What you should do: Present every line in which the string "Αυτοπρόσωπος" appears.

Recorded data:
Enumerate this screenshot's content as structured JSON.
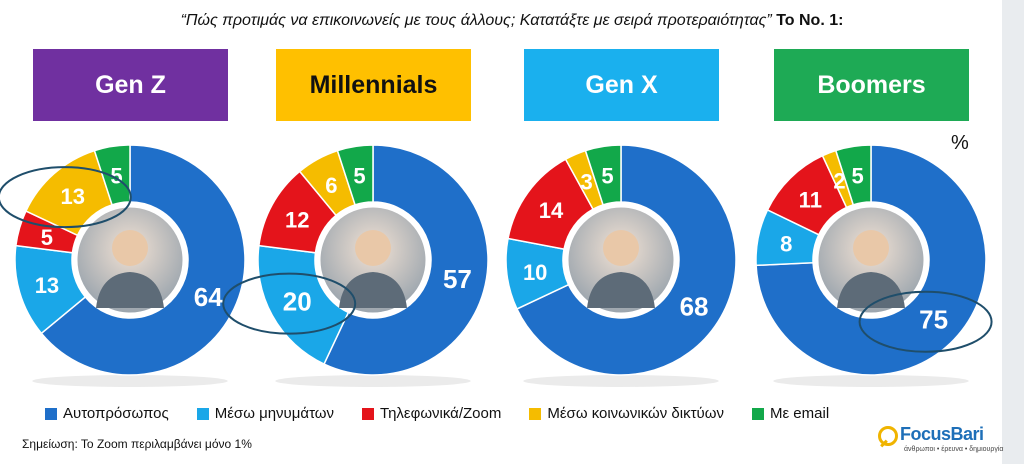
{
  "title": {
    "question": "“Πώς προτιμάς να επικοινωνείς με τους άλλους; Κατατάξτε με σειρά προτεραιότητας”",
    "rank_label": "Το No. 1:"
  },
  "unit_label": "%",
  "note": "Σημείωση: Το Zoom περιλαμβάνει μόνο 1%",
  "logo": {
    "name": "FocusBari",
    "tagline": "άνθρωποι • έρευνα • δημιουργία"
  },
  "colors": {
    "face_to_face": "#1f6fc9",
    "messages": "#1aa7e8",
    "phone_zoom": "#e4141b",
    "social": "#f5bc00",
    "email": "#12a84a"
  },
  "chart_data": {
    "type": "pie",
    "variant": "donut",
    "legend_position": "bottom",
    "series": [
      {
        "name": "Αυτοπρόσωπος",
        "color": "#1f6fc9"
      },
      {
        "name": "Μέσω μηνυμάτων",
        "color": "#1aa7e8"
      },
      {
        "name": "Τηλεφωνικά/Zoom",
        "color": "#e4141b"
      },
      {
        "name": "Μέσω κοινωνικών δικτύων",
        "color": "#f5bc00"
      },
      {
        "name": "Με email",
        "color": "#12a84a"
      }
    ],
    "charts": [
      {
        "generation": "Gen Z",
        "header_color": "#7030a0",
        "header_text_color": "#ffffff",
        "values": [
          64,
          13,
          5,
          13,
          5
        ],
        "highlight": "Μέσω κοινωνικών δικτύων"
      },
      {
        "generation": "Millennials",
        "header_color": "#ffc000",
        "header_text_color": "#111111",
        "values": [
          57,
          20,
          12,
          6,
          5
        ],
        "highlight": "Μέσω μηνυμάτων"
      },
      {
        "generation": "Gen X",
        "header_color": "#1ab0ee",
        "header_text_color": "#ffffff",
        "values": [
          68,
          10,
          14,
          3,
          5
        ],
        "highlight": null
      },
      {
        "generation": "Boomers",
        "header_color": "#1eaa55",
        "header_text_color": "#ffffff",
        "values": [
          75,
          8,
          11,
          2,
          5
        ],
        "highlight": "Αυτοπρόσωπος"
      }
    ]
  }
}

Output below:
        "name": "Αυτοπρόσωπος",
        "highlight": "Αυτοπρόσωπος"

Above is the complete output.